Reproduce the material exactly, omitting nothing.

* **PROVIDED MATERIAL**
============================================================
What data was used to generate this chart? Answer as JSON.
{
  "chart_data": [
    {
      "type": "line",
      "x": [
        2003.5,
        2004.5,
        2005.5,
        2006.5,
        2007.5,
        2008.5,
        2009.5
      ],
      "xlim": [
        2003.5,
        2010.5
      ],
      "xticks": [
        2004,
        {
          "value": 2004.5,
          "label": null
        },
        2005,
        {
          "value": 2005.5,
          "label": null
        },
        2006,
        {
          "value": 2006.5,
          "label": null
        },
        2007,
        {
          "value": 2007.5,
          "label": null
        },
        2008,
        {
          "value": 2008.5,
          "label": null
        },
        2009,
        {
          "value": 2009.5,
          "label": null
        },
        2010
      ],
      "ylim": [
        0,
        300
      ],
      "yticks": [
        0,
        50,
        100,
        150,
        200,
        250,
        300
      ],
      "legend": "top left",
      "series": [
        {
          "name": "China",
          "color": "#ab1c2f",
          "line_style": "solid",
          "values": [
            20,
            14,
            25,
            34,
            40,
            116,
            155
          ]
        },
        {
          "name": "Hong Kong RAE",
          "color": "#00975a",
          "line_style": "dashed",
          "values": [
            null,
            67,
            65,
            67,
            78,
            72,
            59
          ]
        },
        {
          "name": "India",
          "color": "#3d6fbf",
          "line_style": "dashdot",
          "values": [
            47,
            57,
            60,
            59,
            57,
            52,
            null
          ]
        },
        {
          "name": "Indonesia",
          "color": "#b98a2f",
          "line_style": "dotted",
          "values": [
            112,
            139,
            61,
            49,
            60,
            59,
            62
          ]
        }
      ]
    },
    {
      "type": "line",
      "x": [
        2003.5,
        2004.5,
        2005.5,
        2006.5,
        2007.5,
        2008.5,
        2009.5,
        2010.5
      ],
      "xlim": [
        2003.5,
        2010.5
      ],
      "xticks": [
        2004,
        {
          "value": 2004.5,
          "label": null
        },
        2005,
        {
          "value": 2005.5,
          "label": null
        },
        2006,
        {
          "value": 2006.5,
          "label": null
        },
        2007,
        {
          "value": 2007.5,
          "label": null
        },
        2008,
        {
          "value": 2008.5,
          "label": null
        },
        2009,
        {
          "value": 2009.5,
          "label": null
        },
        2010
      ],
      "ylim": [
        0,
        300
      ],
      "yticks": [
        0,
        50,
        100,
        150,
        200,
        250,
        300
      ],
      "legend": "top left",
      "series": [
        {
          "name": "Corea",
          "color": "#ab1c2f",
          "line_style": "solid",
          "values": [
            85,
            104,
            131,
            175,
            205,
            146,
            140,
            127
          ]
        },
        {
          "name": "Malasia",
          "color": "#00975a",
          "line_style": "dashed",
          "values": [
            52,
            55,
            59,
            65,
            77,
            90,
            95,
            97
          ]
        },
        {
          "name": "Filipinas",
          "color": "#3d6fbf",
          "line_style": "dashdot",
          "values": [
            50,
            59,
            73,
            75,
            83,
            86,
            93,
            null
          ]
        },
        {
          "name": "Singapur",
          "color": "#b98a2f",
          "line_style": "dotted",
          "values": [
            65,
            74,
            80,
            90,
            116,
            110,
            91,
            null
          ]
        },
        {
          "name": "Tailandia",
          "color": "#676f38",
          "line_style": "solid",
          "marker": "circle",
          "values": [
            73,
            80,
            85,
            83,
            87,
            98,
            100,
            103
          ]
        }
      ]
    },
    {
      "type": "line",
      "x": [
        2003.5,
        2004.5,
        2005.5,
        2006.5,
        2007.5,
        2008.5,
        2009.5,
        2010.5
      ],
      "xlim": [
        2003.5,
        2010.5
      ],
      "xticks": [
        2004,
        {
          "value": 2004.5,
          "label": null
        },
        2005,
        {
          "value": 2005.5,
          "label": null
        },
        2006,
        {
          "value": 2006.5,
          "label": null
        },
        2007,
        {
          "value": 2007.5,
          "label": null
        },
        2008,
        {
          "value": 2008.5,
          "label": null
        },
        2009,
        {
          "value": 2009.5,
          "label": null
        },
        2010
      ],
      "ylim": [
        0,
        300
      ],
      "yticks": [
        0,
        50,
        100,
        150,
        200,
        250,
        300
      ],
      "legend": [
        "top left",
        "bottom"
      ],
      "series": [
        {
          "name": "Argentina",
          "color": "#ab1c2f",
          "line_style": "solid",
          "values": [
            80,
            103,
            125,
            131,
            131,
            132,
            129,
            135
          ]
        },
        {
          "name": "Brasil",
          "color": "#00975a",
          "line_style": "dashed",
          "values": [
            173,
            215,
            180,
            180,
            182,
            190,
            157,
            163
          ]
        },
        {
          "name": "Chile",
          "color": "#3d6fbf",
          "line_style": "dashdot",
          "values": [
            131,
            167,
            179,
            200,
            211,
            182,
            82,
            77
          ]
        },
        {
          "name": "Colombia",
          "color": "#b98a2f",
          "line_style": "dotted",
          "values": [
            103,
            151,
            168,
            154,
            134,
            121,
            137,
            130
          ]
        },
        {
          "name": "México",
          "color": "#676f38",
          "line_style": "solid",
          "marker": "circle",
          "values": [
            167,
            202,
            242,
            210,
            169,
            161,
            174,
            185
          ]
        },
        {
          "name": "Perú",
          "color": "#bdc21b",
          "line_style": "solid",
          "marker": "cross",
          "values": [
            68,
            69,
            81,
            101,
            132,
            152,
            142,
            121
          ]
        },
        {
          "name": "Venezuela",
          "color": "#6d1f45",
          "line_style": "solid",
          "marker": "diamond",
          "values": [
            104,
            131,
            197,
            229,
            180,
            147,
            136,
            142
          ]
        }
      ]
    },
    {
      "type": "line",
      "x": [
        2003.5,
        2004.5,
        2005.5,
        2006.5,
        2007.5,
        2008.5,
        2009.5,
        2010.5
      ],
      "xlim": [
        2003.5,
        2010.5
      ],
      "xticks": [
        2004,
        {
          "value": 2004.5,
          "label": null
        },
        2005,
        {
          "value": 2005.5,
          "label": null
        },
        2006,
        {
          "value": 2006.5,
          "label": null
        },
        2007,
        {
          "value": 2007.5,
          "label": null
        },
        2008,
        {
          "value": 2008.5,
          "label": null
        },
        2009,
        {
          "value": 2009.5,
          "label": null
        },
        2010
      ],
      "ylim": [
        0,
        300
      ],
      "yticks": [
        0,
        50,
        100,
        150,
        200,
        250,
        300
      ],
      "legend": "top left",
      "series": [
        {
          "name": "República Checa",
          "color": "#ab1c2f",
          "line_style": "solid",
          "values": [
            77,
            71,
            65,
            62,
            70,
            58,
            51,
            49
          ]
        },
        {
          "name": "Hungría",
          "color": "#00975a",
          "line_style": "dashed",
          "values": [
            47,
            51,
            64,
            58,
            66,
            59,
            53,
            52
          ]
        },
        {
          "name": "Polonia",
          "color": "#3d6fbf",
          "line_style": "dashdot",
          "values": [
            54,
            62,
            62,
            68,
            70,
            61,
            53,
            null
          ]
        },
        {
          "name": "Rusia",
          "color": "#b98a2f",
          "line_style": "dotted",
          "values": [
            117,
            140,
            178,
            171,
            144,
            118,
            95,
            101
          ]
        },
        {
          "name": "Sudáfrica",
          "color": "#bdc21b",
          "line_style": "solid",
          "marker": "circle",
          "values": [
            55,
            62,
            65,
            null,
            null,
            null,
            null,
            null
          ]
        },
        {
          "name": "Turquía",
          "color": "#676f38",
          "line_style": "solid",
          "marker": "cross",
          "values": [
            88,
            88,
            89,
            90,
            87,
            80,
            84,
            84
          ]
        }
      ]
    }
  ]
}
============================================================
* **WRITTEN ANSWER**
What data was used to generate this chart? Answer as JSON.
{
  "chart_data": [
    {
      "type": "line",
      "x": [
        2003.5,
        2004.5,
        2005.5,
        2006.5,
        2007.5,
        2008.5,
        2009.5
      ],
      "xlim": [
        2003.5,
        2010.5
      ],
      "xticks": [
        2004,
        {
          "value": 2004.5,
          "label": null
        },
        2005,
        {
          "value": 2005.5,
          "label": null
        },
        2006,
        {
          "value": 2006.5,
          "label": null
        },
        2007,
        {
          "value": 2007.5,
          "label": null
        },
        2008,
        {
          "value": 2008.5,
          "label": null
        },
        2009,
        {
          "value": 2009.5,
          "label": null
        },
        2010
      ],
      "ylim": [
        0,
        300
      ],
      "yticks": [
        0,
        50,
        100,
        150,
        200,
        250,
        300
      ],
      "legend": "top left",
      "series": [
        {
          "name": "China",
          "color": "#ab1c2f",
          "line_style": "solid",
          "values": [
            20,
            14,
            25,
            34,
            40,
            116,
            155
          ]
        },
        {
          "name": "Hong Kong RAE",
          "color": "#00975a",
          "line_style": "dashed",
          "values": [
            null,
            67,
            65,
            67,
            78,
            72,
            59
          ]
        },
        {
          "name": "India",
          "color": "#3d6fbf",
          "line_style": "dashdot",
          "values": [
            47,
            57,
            60,
            59,
            57,
            52,
            null
          ]
        },
        {
          "name": "Indonesia",
          "color": "#b98a2f",
          "line_style": "dotted",
          "values": [
            112,
            139,
            61,
            49,
            60,
            59,
            62
          ]
        }
      ]
    },
    {
      "type": "line",
      "x": [
        2003.5,
        2004.5,
        2005.5,
        2006.5,
        2007.5,
        2008.5,
        2009.5,
        2010.5
      ],
      "xlim": [
        2003.5,
        2010.5
      ],
      "xticks": [
        2004,
        {
          "value": 2004.5,
          "label": null
        },
        2005,
        {
          "value": 2005.5,
          "label": null
        },
        2006,
        {
          "value": 2006.5,
          "label": null
        },
        2007,
        {
          "value": 2007.5,
          "label": null
        },
        2008,
        {
          "value": 2008.5,
          "label": null
        },
        2009,
        {
          "value": 2009.5,
          "label": null
        },
        2010
      ],
      "ylim": [
        0,
        300
      ],
      "yticks": [
        0,
        50,
        100,
        150,
        200,
        250,
        300
      ],
      "legend": "top left",
      "series": [
        {
          "name": "Corea",
          "color": "#ab1c2f",
          "line_style": "solid",
          "values": [
            85,
            104,
            131,
            175,
            205,
            146,
            140,
            127
          ]
        },
        {
          "name": "Malasia",
          "color": "#00975a",
          "line_style": "dashed",
          "values": [
            52,
            55,
            59,
            65,
            77,
            90,
            95,
            97
          ]
        },
        {
          "name": "Filipinas",
          "color": "#3d6fbf",
          "line_style": "dashdot",
          "values": [
            50,
            59,
            73,
            75,
            83,
            86,
            93,
            null
          ]
        },
        {
          "name": "Singapur",
          "color": "#b98a2f",
          "line_style": "dotted",
          "values": [
            65,
            74,
            80,
            90,
            116,
            110,
            91,
            null
          ]
        },
        {
          "name": "Tailandia",
          "color": "#676f38",
          "line_style": "solid",
          "marker": "circle",
          "values": [
            73,
            80,
            85,
            83,
            87,
            98,
            100,
            103
          ]
        }
      ]
    },
    {
      "type": "line",
      "x": [
        2003.5,
        2004.5,
        2005.5,
        2006.5,
        2007.5,
        2008.5,
        2009.5,
        2010.5
      ],
      "xlim": [
        2003.5,
        2010.5
      ],
      "xticks": [
        2004,
        {
          "value": 2004.5,
          "label": null
        },
        2005,
        {
          "value": 2005.5,
          "label": null
        },
        2006,
        {
          "value": 2006.5,
          "label": null
        },
        2007,
        {
          "value": 2007.5,
          "label": null
        },
        2008,
        {
          "value": 2008.5,
          "label": null
        },
        2009,
        {
          "value": 2009.5,
          "label": null
        },
        2010
      ],
      "ylim": [
        0,
        300
      ],
      "yticks": [
        0,
        50,
        100,
        150,
        200,
        250,
        300
      ],
      "legend": [
        "top left",
        "bottom"
      ],
      "series": [
        {
          "name": "Argentina",
          "color": "#ab1c2f",
          "line_style": "solid",
          "values": [
            80,
            103,
            125,
            131,
            131,
            132,
            129,
            135
          ]
        },
        {
          "name": "Brasil",
          "color": "#00975a",
          "line_style": "dashed",
          "values": [
            173,
            215,
            180,
            180,
            182,
            190,
            157,
            163
          ]
        },
        {
          "name": "Chile",
          "color": "#3d6fbf",
          "line_style": "dashdot",
          "values": [
            131,
            167,
            179,
            200,
            211,
            182,
            82,
            77
          ]
        },
        {
          "name": "Colombia",
          "color": "#b98a2f",
          "line_style": "dotted",
          "values": [
            103,
            151,
            168,
            154,
            134,
            121,
            137,
            130
          ]
        },
        {
          "name": "México",
          "color": "#676f38",
          "line_style": "solid",
          "marker": "circle",
          "values": [
            167,
            202,
            242,
            210,
            169,
            161,
            174,
            185
          ]
        },
        {
          "name": "Perú",
          "color": "#bdc21b",
          "line_style": "solid",
          "marker": "cross",
          "values": [
            68,
            69,
            81,
            101,
            132,
            152,
            142,
            121
          ]
        },
        {
          "name": "Venezuela",
          "color": "#6d1f45",
          "line_style": "solid",
          "marker": "diamond",
          "values": [
            104,
            131,
            197,
            229,
            180,
            147,
            136,
            142
          ]
        }
      ]
    },
    {
      "type": "line",
      "x": [
        2003.5,
        2004.5,
        2005.5,
        2006.5,
        2007.5,
        2008.5,
        2009.5,
        2010.5
      ],
      "xlim": [
        2003.5,
        2010.5
      ],
      "xticks": [
        2004,
        {
          "value": 2004.5,
          "label": null
        },
        2005,
        {
          "value": 2005.5,
          "label": null
        },
        2006,
        {
          "value": 2006.5,
          "label": null
        },
        2007,
        {
          "value": 2007.5,
          "label": null
        },
        2008,
        {
          "value": 2008.5,
          "label": null
        },
        2009,
        {
          "value": 2009.5,
          "label": null
        },
        2010
      ],
      "ylim": [
        0,
        300
      ],
      "yticks": [
        0,
        50,
        100,
        150,
        200,
        250,
        300
      ],
      "legend": "top left",
      "series": [
        {
          "name": "República Checa",
          "color": "#ab1c2f",
          "line_style": "solid",
          "values": [
            77,
            71,
            65,
            62,
            70,
            58,
            51,
            49
          ]
        },
        {
          "name": "Hungría",
          "color": "#00975a",
          "line_style": "dashed",
          "values": [
            47,
            51,
            64,
            58,
            66,
            59,
            53,
            52
          ]
        },
        {
          "name": "Polonia",
          "color": "#3d6fbf",
          "line_style": "dashdot",
          "values": [
            54,
            62,
            62,
            68,
            70,
            61,
            53,
            null
          ]
        },
        {
          "name": "Rusia",
          "color": "#b98a2f",
          "line_style": "dotted",
          "values": [
            117,
            140,
            178,
            171,
            144,
            118,
            95,
            101
          ]
        },
        {
          "name": "Sudáfrica",
          "color": "#bdc21b",
          "line_style": "solid",
          "marker": "circle",
          "values": [
            55,
            62,
            65,
            null,
            null,
            null,
            null,
            null
          ]
        },
        {
          "name": "Turquía",
          "color": "#676f38",
          "line_style": "solid",
          "marker": "cross",
          "values": [
            88,
            88,
            89,
            90,
            87,
            80,
            84,
            84
          ]
        }
      ]
    }
  ]
}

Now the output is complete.